►

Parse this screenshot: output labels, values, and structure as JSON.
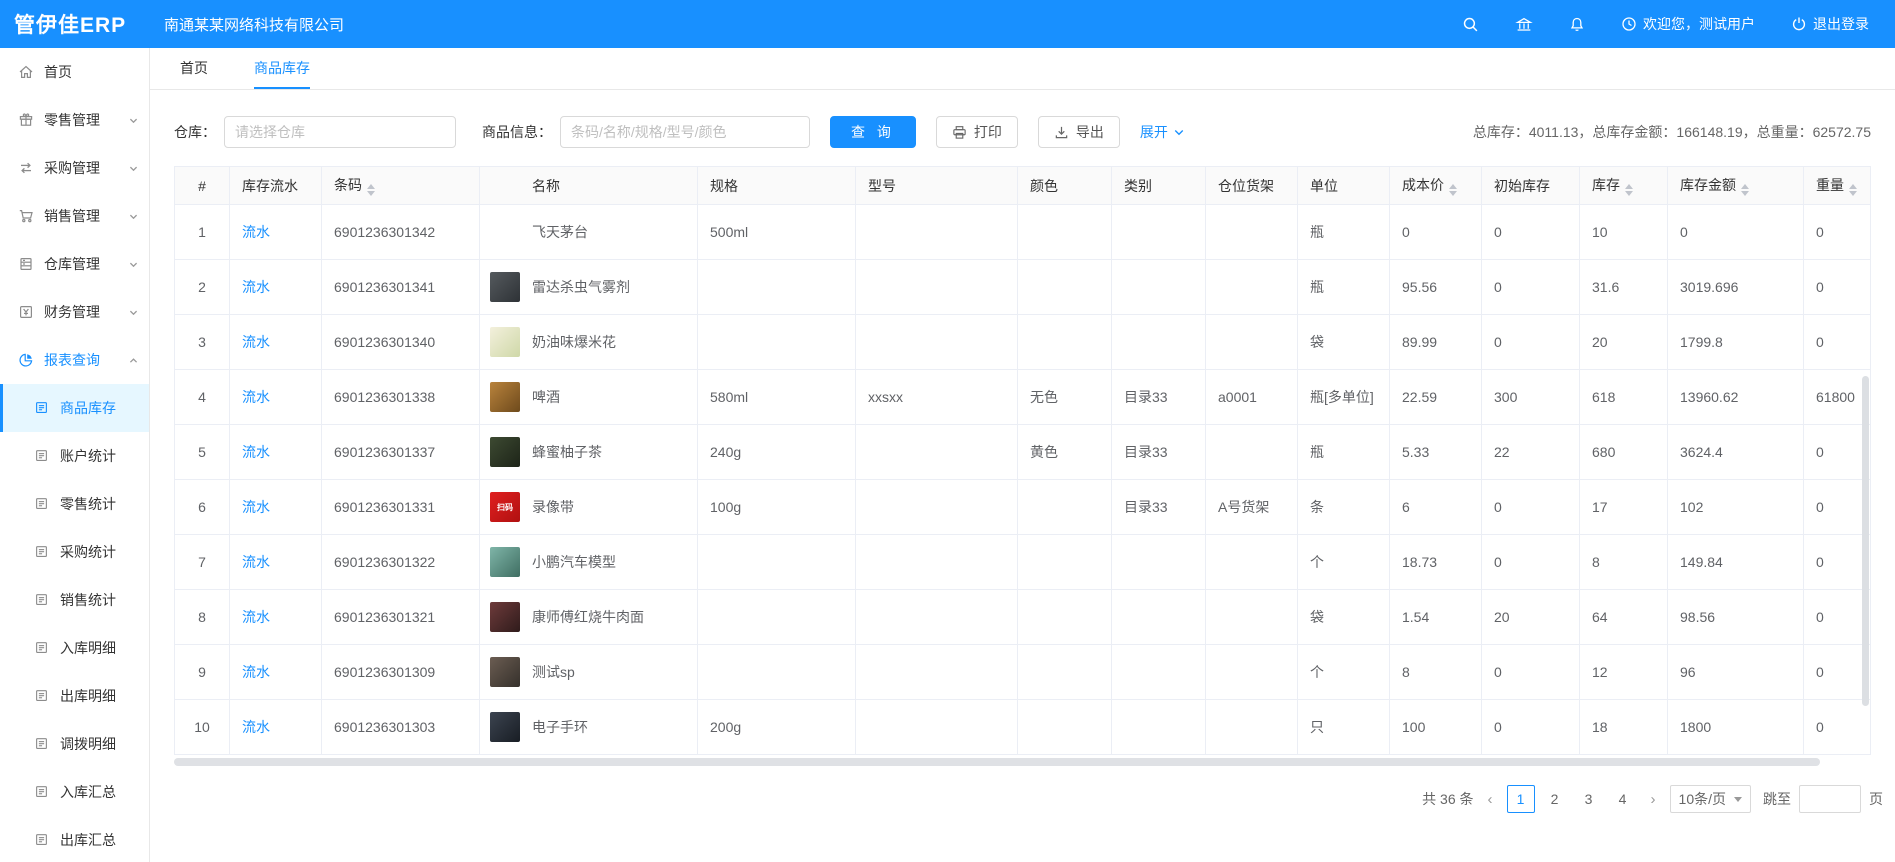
{
  "header": {
    "logo": "管伊佳ERP",
    "company": "南通某某网络科技有限公司",
    "welcome": "欢迎您，测试用户",
    "logout": "退出登录"
  },
  "tabs": [
    {
      "label": "首页",
      "active": false
    },
    {
      "label": "商品库存",
      "active": true
    }
  ],
  "sidebar": {
    "items": [
      {
        "icon": "home",
        "label": "首页"
      },
      {
        "icon": "retail",
        "label": "零售管理",
        "arrow": "down"
      },
      {
        "icon": "purchase",
        "label": "采购管理",
        "arrow": "down"
      },
      {
        "icon": "sales",
        "label": "销售管理",
        "arrow": "down"
      },
      {
        "icon": "warehouse",
        "label": "仓库管理",
        "arrow": "down"
      },
      {
        "icon": "finance",
        "label": "财务管理",
        "arrow": "down"
      },
      {
        "icon": "report",
        "label": "报表查询",
        "arrow": "up",
        "parent_active": true
      },
      {
        "icon": "doc",
        "label": "商品库存",
        "indent": true,
        "active": true
      },
      {
        "icon": "doc",
        "label": "账户统计",
        "indent": true
      },
      {
        "icon": "doc",
        "label": "零售统计",
        "indent": true
      },
      {
        "icon": "doc",
        "label": "采购统计",
        "indent": true
      },
      {
        "icon": "doc",
        "label": "销售统计",
        "indent": true
      },
      {
        "icon": "doc",
        "label": "入库明细",
        "indent": true
      },
      {
        "icon": "doc",
        "label": "出库明细",
        "indent": true
      },
      {
        "icon": "doc",
        "label": "调拨明细",
        "indent": true
      },
      {
        "icon": "doc",
        "label": "入库汇总",
        "indent": true
      },
      {
        "icon": "doc",
        "label": "出库汇总",
        "indent": true
      }
    ]
  },
  "filters": {
    "warehouse_label": "仓库：",
    "warehouse_placeholder": "请选择仓库",
    "product_label": "商品信息：",
    "product_placeholder": "条码/名称/规格/型号/颜色",
    "search_label": "查 询",
    "print_label": "打印",
    "export_label": "导出",
    "expand_label": "展开"
  },
  "summary_parts": [
    {
      "label": "总库存",
      "value": "4011.13"
    },
    {
      "label": "总库存金额",
      "value": "166148.19"
    },
    {
      "label": "总重量",
      "value": "62572.75"
    }
  ],
  "table": {
    "columns": [
      {
        "label": "#",
        "sort": false
      },
      {
        "label": "库存流水",
        "sort": false
      },
      {
        "label": "条码",
        "sort": true
      },
      {
        "label": "名称",
        "sort": false
      },
      {
        "label": "规格",
        "sort": false
      },
      {
        "label": "型号",
        "sort": false
      },
      {
        "label": "颜色",
        "sort": false
      },
      {
        "label": "类别",
        "sort": false
      },
      {
        "label": "仓位货架",
        "sort": false
      },
      {
        "label": "单位",
        "sort": false
      },
      {
        "label": "成本价",
        "sort": true
      },
      {
        "label": "初始库存",
        "sort": false
      },
      {
        "label": "库存",
        "sort": true
      },
      {
        "label": "库存金额",
        "sort": true
      },
      {
        "label": "重量",
        "sort": true
      }
    ],
    "flow_label": "流水",
    "rows": [
      {
        "index": "1",
        "barcode": "6901236301342",
        "name": "飞天茅台",
        "thumb": null,
        "spec": "500ml",
        "model": "",
        "color": "",
        "category": "",
        "shelf": "",
        "unit": "瓶",
        "cost": "0",
        "init": "0",
        "stock": "10",
        "amount": "0",
        "weight": "0"
      },
      {
        "index": "2",
        "barcode": "6901236301341",
        "name": "雷达杀虫气雾剂",
        "thumb": {
          "colors": [
            "#555a5e",
            "#2e3236"
          ],
          "text": ""
        },
        "spec": "",
        "model": "",
        "color": "",
        "category": "",
        "shelf": "",
        "unit": "瓶",
        "cost": "95.56",
        "init": "0",
        "stock": "31.6",
        "amount": "3019.696",
        "weight": "0"
      },
      {
        "index": "3",
        "barcode": "6901236301340",
        "name": "奶油味爆米花",
        "thumb": {
          "colors": [
            "#f3f0dc",
            "#cfd8a8"
          ],
          "text": ""
        },
        "spec": "",
        "model": "",
        "color": "",
        "category": "",
        "shelf": "",
        "unit": "袋",
        "cost": "89.99",
        "init": "0",
        "stock": "20",
        "amount": "1799.8",
        "weight": "0"
      },
      {
        "index": "4",
        "barcode": "6901236301338",
        "name": "啤酒",
        "thumb": {
          "colors": [
            "#b9833c",
            "#6e4a1c"
          ],
          "text": ""
        },
        "spec": "580ml",
        "model": "xxsxx",
        "color": "无色",
        "category": "目录33",
        "shelf": "a0001",
        "unit": "瓶[多单位]",
        "cost": "22.59",
        "init": "300",
        "stock": "618",
        "amount": "13960.62",
        "weight": "61800"
      },
      {
        "index": "5",
        "barcode": "6901236301337",
        "name": "蜂蜜柚子茶",
        "thumb": {
          "colors": [
            "#3d4a32",
            "#1d2418"
          ],
          "text": ""
        },
        "spec": "240g",
        "model": "",
        "color": "黄色",
        "category": "目录33",
        "shelf": "",
        "unit": "瓶",
        "cost": "5.33",
        "init": "22",
        "stock": "680",
        "amount": "3624.4",
        "weight": "0"
      },
      {
        "index": "6",
        "barcode": "6901236301331",
        "name": "录像带",
        "thumb": {
          "colors": [
            "#e02020",
            "#b01010"
          ],
          "text": "扫码"
        },
        "spec": "100g",
        "model": "",
        "color": "",
        "category": "目录33",
        "shelf": "A号货架",
        "unit": "条",
        "cost": "6",
        "init": "0",
        "stock": "17",
        "amount": "102",
        "weight": "0"
      },
      {
        "index": "7",
        "barcode": "6901236301322",
        "name": "小鹏汽车模型",
        "thumb": {
          "colors": [
            "#7fb5a8",
            "#3f6e62"
          ],
          "text": ""
        },
        "spec": "",
        "model": "",
        "color": "",
        "category": "",
        "shelf": "",
        "unit": "个",
        "cost": "18.73",
        "init": "0",
        "stock": "8",
        "amount": "149.84",
        "weight": "0"
      },
      {
        "index": "8",
        "barcode": "6901236301321",
        "name": "康师傅红烧牛肉面",
        "thumb": {
          "colors": [
            "#6e3b3b",
            "#2f1b1b"
          ],
          "text": ""
        },
        "spec": "",
        "model": "",
        "color": "",
        "category": "",
        "shelf": "",
        "unit": "袋",
        "cost": "1.54",
        "init": "20",
        "stock": "64",
        "amount": "98.56",
        "weight": "0"
      },
      {
        "index": "9",
        "barcode": "6901236301309",
        "name": "测试sp",
        "thumb": {
          "colors": [
            "#6b5d52",
            "#35302b"
          ],
          "text": ""
        },
        "spec": "",
        "model": "",
        "color": "",
        "category": "",
        "shelf": "",
        "unit": "个",
        "cost": "8",
        "init": "0",
        "stock": "12",
        "amount": "96",
        "weight": "0"
      },
      {
        "index": "10",
        "barcode": "6901236301303",
        "name": "电子手环",
        "thumb": {
          "colors": [
            "#3c4450",
            "#181d24"
          ],
          "text": ""
        },
        "spec": "200g",
        "model": "",
        "color": "",
        "category": "",
        "shelf": "",
        "unit": "只",
        "cost": "100",
        "init": "0",
        "stock": "18",
        "amount": "1800",
        "weight": "0"
      }
    ]
  },
  "pagination": {
    "total_label": "共 36 条",
    "pages": [
      "1",
      "2",
      "3",
      "4"
    ],
    "active_page": "1",
    "page_size": "10条/页",
    "jump_label": "跳至",
    "jump_suffix": "页"
  },
  "colors": {
    "primary": "#1890ff",
    "active_menu_bg": "#e6f7ff",
    "table_header_bg": "#fafafa",
    "border": "#ebeef5"
  }
}
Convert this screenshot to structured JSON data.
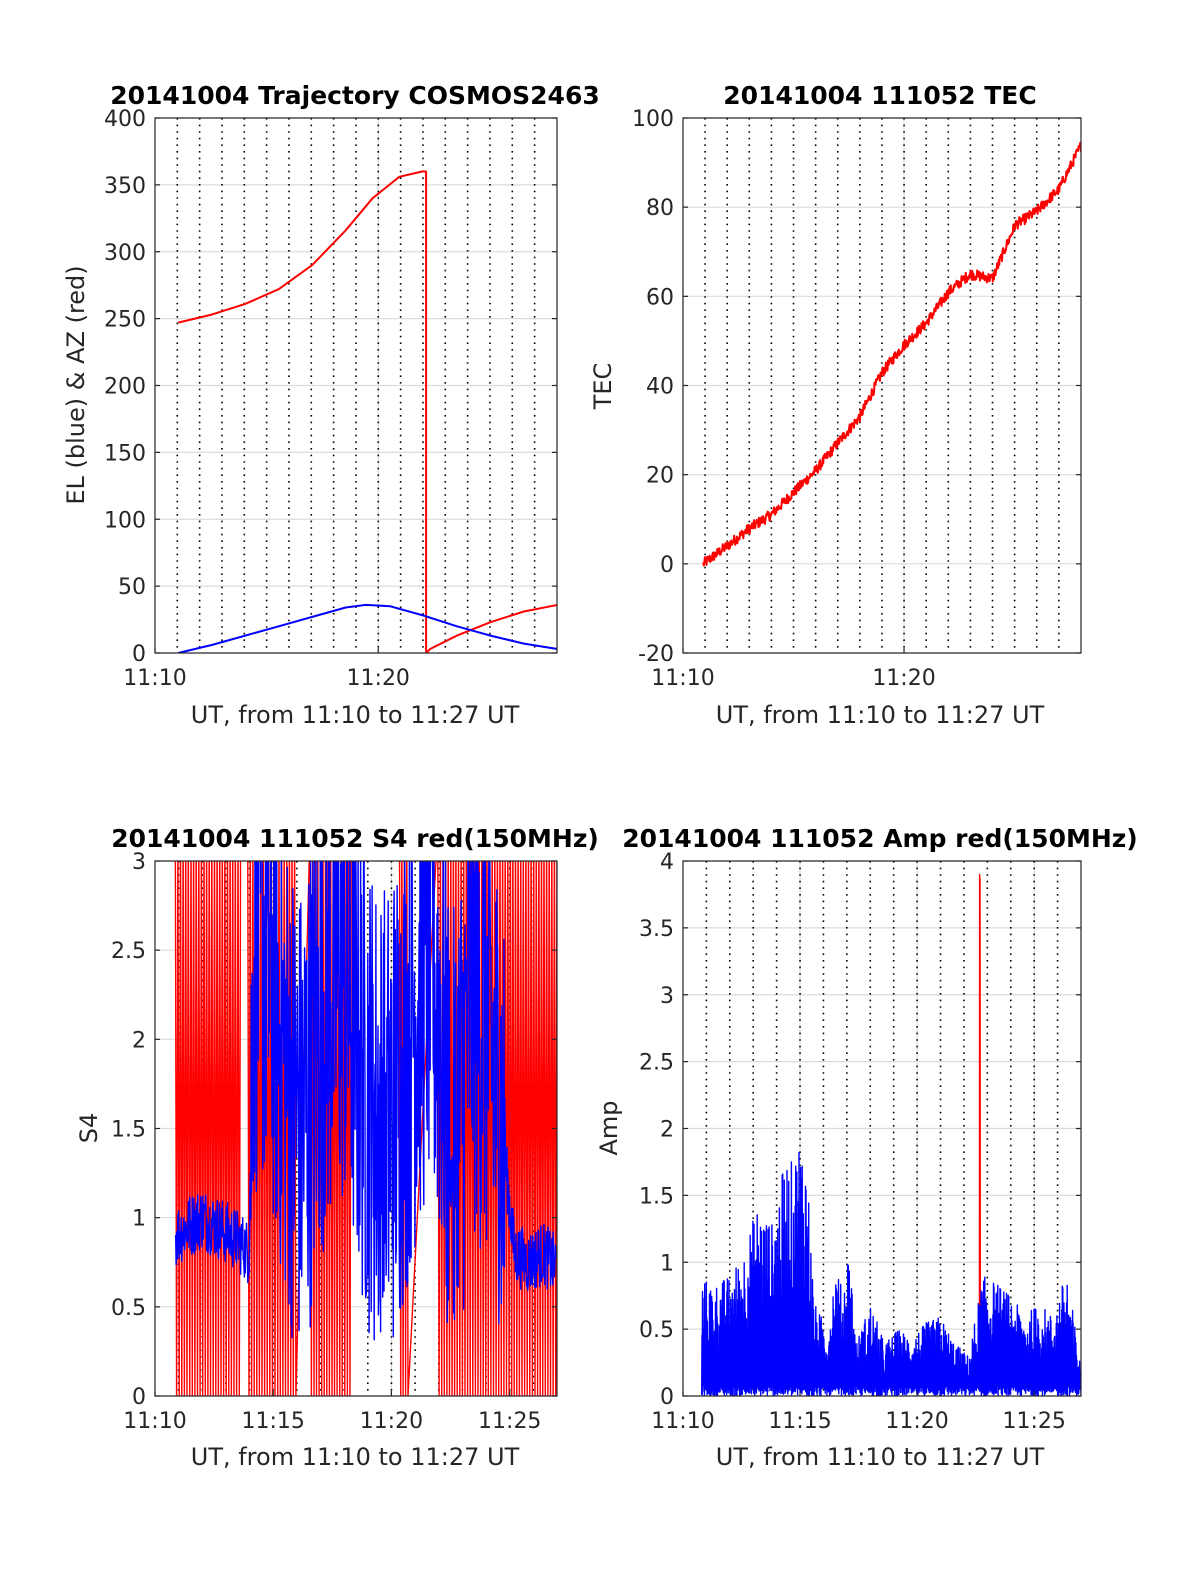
{
  "chart_data": [
    {
      "id": "trajectory",
      "type": "line",
      "title": "20141004 Trajectory COSMOS2463",
      "xlabel": "UT, from 11:10 to 11:27 UT",
      "ylabel": "EL (blue) & AZ (red)",
      "xlim": [
        11.1667,
        11.4667
      ],
      "xticks": [
        {
          "v": 11.1667,
          "label": "11:10"
        },
        {
          "v": 11.3333,
          "label": "11:20"
        }
      ],
      "ylim": [
        0,
        400
      ],
      "yticks": [
        0,
        50,
        100,
        150,
        200,
        250,
        300,
        350,
        400
      ],
      "grid": "solid-horizontal, dotted-vertical",
      "series": [
        {
          "color": "#ff0000",
          "x": [
            11.184,
            11.209,
            11.234,
            11.259,
            11.284,
            11.309,
            11.329,
            11.349,
            11.366,
            11.369,
            11.369,
            11.372,
            11.392,
            11.417,
            11.442,
            11.467
          ],
          "y": [
            247,
            253,
            261,
            272,
            290,
            316,
            340,
            356,
            360,
            360,
            0,
            3,
            13,
            23,
            31,
            36
          ]
        },
        {
          "color": "#0000ff",
          "x": [
            11.184,
            11.209,
            11.234,
            11.259,
            11.284,
            11.309,
            11.324,
            11.342,
            11.367,
            11.392,
            11.417,
            11.442,
            11.467
          ],
          "y": [
            0,
            6,
            13,
            20,
            27,
            34,
            36,
            35,
            28,
            20,
            13,
            7,
            3
          ]
        }
      ]
    },
    {
      "id": "tec",
      "type": "line",
      "title": "20141004 111052 TEC",
      "xlabel": "UT, from 11:10 to 11:27 UT",
      "ylabel": "TEC",
      "xlim": [
        11.1667,
        11.4667
      ],
      "xticks": [
        {
          "v": 11.1667,
          "label": "11:10"
        },
        {
          "v": 11.3333,
          "label": "11:20"
        }
      ],
      "ylim": [
        -20,
        100
      ],
      "yticks": [
        -20,
        0,
        20,
        40,
        60,
        80,
        100
      ],
      "grid": "solid-horizontal, dotted-vertical",
      "series": [
        {
          "color": "#ff0000",
          "x": [
            11.182,
            11.2,
            11.217,
            11.233,
            11.25,
            11.267,
            11.283,
            11.3,
            11.317,
            11.333,
            11.35,
            11.367,
            11.383,
            11.4,
            11.417,
            11.433,
            11.45,
            11.467
          ],
          "y": [
            0,
            4,
            8,
            11,
            16,
            21,
            27,
            33,
            43,
            49,
            54,
            61,
            65,
            64,
            76,
            79,
            84,
            94
          ]
        }
      ]
    },
    {
      "id": "s4",
      "type": "line",
      "title": "20141004 111052 S4 red(150MHz)",
      "xlabel": "UT, from 11:10 to 11:27 UT",
      "ylabel": "S4",
      "xlim": [
        11.1667,
        11.45
      ],
      "xticks": [
        {
          "v": 11.1667,
          "label": "11:10"
        },
        {
          "v": 11.25,
          "label": "11:15"
        },
        {
          "v": 11.3333,
          "label": "11:20"
        },
        {
          "v": 11.4167,
          "label": "11:25"
        }
      ],
      "ylim": [
        0,
        3
      ],
      "yticks": [
        0,
        0.5,
        1,
        1.5,
        2,
        2.5,
        3
      ],
      "grid": "solid-horizontal, dotted-vertical",
      "series": [
        {
          "color": "#ff0000",
          "segments": [
            [
              11.181,
              11.227
            ],
            [
              11.232,
              11.266
            ],
            [
              11.276,
              11.305
            ],
            [
              11.339,
              11.345
            ],
            [
              11.366,
              11.45
            ]
          ],
          "baseline": 0.7
        },
        {
          "color": "#0000ff",
          "x": [
            11.181,
            11.19,
            11.2,
            11.21,
            11.22,
            11.228,
            11.233,
            11.236,
            11.24,
            11.25,
            11.26,
            11.27,
            11.285,
            11.3,
            11.31,
            11.32,
            11.33,
            11.34,
            11.35,
            11.36,
            11.37,
            11.375,
            11.38,
            11.39,
            11.4,
            11.41,
            11.42,
            11.43,
            11.44,
            11.45
          ],
          "y": [
            0.9,
            0.95,
            1.0,
            0.95,
            0.9,
            0.85,
            0.8,
            2.4,
            2.6,
            2.3,
            1.8,
            1.5,
            2.2,
            2.4,
            2.0,
            1.6,
            1.5,
            1.8,
            2.2,
            2.5,
            2.0,
            1.2,
            1.5,
            2.3,
            2.1,
            1.6,
            0.8,
            0.75,
            0.8,
            0.72
          ]
        }
      ]
    },
    {
      "id": "amp",
      "type": "line",
      "title": "20141004 111052 Amp red(150MHz)",
      "xlabel": "UT, from 11:10 to 11:27 UT",
      "ylabel": "Amp",
      "xlim": [
        11.1667,
        11.45
      ],
      "xticks": [
        {
          "v": 11.1667,
          "label": "11:10"
        },
        {
          "v": 11.25,
          "label": "11:15"
        },
        {
          "v": 11.3333,
          "label": "11:20"
        },
        {
          "v": 11.4167,
          "label": "11:25"
        }
      ],
      "ylim": [
        0,
        4
      ],
      "yticks": [
        0,
        0.5,
        1,
        1.5,
        2,
        2.5,
        3,
        3.5,
        4
      ],
      "grid": "solid-horizontal, dotted-vertical",
      "series": [
        {
          "color": "#ff0000",
          "x": [
            11.3777,
            11.3778,
            11.3781,
            11.3783,
            11.3785,
            11.3786
          ],
          "y": [
            0.25,
            3.9,
            3.85,
            0.6,
            0.4,
            0.25
          ]
        },
        {
          "color": "#0000ff",
          "envelope": [
            [
              11.18,
              0.88
            ],
            [
              11.19,
              0.85
            ],
            [
              11.2,
              0.9
            ],
            [
              11.21,
              1.1
            ],
            [
              11.22,
              1.45
            ],
            [
              11.23,
              1.3
            ],
            [
              11.24,
              1.8
            ],
            [
              11.245,
              1.75
            ],
            [
              11.25,
              2.0
            ],
            [
              11.255,
              1.8
            ],
            [
              11.26,
              0.7
            ],
            [
              11.27,
              0.5
            ],
            [
              11.275,
              1.0
            ],
            [
              11.28,
              0.8
            ],
            [
              11.285,
              1.15
            ],
            [
              11.29,
              0.4
            ],
            [
              11.3,
              0.7
            ],
            [
              11.31,
              0.4
            ],
            [
              11.32,
              0.5
            ],
            [
              11.33,
              0.45
            ],
            [
              11.34,
              0.55
            ],
            [
              11.35,
              0.6
            ],
            [
              11.36,
              0.4
            ],
            [
              11.37,
              0.3
            ],
            [
              11.38,
              0.9
            ],
            [
              11.39,
              0.85
            ],
            [
              11.4,
              0.75
            ],
            [
              11.41,
              0.6
            ],
            [
              11.42,
              0.7
            ],
            [
              11.43,
              0.6
            ],
            [
              11.44,
              0.95
            ],
            [
              11.45,
              0.2
            ]
          ]
        }
      ]
    }
  ]
}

◄

## Task
From the entries above, copy every line where the word "index" shows up.

## Task solution
        "index": "1",
        "index": "2",
        "index": "3",
        "index": "4",
        "index": "5",
        "index": "6",
        "index": "7",
        "index": "8",
        "index": "9",
        "index": "10",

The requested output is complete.